▸ Exercise details: Please output the lines shown below exactly as they appear.

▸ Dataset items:
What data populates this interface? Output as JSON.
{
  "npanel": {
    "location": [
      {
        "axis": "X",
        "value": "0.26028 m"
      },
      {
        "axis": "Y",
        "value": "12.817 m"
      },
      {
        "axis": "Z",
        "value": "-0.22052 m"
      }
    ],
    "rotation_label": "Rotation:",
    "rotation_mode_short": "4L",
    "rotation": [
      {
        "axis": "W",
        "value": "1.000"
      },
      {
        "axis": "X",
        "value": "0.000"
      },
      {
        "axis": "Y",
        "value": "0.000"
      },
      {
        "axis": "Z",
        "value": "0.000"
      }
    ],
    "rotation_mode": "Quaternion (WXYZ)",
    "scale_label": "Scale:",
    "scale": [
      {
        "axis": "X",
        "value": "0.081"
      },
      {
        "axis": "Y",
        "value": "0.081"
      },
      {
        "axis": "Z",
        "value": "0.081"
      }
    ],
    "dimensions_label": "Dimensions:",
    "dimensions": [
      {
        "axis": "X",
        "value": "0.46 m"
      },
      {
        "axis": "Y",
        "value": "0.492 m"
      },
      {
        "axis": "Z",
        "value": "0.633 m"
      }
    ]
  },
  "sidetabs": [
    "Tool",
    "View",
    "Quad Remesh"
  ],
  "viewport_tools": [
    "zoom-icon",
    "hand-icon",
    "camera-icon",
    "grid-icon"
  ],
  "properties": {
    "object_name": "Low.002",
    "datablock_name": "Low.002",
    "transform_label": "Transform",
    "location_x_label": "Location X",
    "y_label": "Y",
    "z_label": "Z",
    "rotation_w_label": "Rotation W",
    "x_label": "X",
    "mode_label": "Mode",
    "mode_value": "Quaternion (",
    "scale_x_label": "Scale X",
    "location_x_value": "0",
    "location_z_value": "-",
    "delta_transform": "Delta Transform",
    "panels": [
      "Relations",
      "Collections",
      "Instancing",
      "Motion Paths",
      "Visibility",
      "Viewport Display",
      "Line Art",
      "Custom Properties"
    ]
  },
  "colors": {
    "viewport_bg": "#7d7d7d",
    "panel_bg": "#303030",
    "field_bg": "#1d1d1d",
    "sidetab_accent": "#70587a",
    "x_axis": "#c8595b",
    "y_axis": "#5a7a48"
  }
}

▸ Finished exercise:
What data populates this interface? Output as JSON.
{
  "npanel": {
    "location": [
      {
        "axis": "X",
        "value": "0.26028 m"
      },
      {
        "axis": "Y",
        "value": "12.817 m"
      },
      {
        "axis": "Z",
        "value": "-0.22052 m"
      }
    ],
    "rotation_label": "Rotation:",
    "rotation_mode_short": "4L",
    "rotation": [
      {
        "axis": "W",
        "value": "1.000"
      },
      {
        "axis": "X",
        "value": "0.000"
      },
      {
        "axis": "Y",
        "value": "0.000"
      },
      {
        "axis": "Z",
        "value": "0.000"
      }
    ],
    "rotation_mode": "Quaternion (WXYZ)",
    "scale_label": "Scale:",
    "scale": [
      {
        "axis": "X",
        "value": "0.081"
      },
      {
        "axis": "Y",
        "value": "0.081"
      },
      {
        "axis": "Z",
        "value": "0.081"
      }
    ],
    "dimensions_label": "Dimensions:",
    "dimensions": [
      {
        "axis": "X",
        "value": "0.46 m"
      },
      {
        "axis": "Y",
        "value": "0.492 m"
      },
      {
        "axis": "Z",
        "value": "0.633 m"
      }
    ]
  },
  "sidetabs": [
    "Tool",
    "View",
    "Quad Remesh"
  ],
  "viewport_tools": [
    "zoom-icon",
    "hand-icon",
    "camera-icon",
    "grid-icon"
  ],
  "properties": {
    "object_name": "Low.002",
    "datablock_name": "Low.002",
    "transform_label": "Transform",
    "location_x_label": "Location X",
    "y_label": "Y",
    "z_label": "Z",
    "rotation_w_label": "Rotation W",
    "x_label": "X",
    "mode_label": "Mode",
    "mode_value": "Quaternion (",
    "scale_x_label": "Scale X",
    "location_x_value": "0",
    "location_z_value": "-",
    "delta_transform": "Delta Transform",
    "panels": [
      "Relations",
      "Collections",
      "Instancing",
      "Motion Paths",
      "Visibility",
      "Viewport Display",
      "Line Art",
      "Custom Properties"
    ]
  },
  "colors": {
    "viewport_bg": "#7d7d7d",
    "panel_bg": "#303030",
    "field_bg": "#1d1d1d",
    "sidetab_accent": "#70587a",
    "x_axis": "#c8595b",
    "y_axis": "#5a7a48"
  }
}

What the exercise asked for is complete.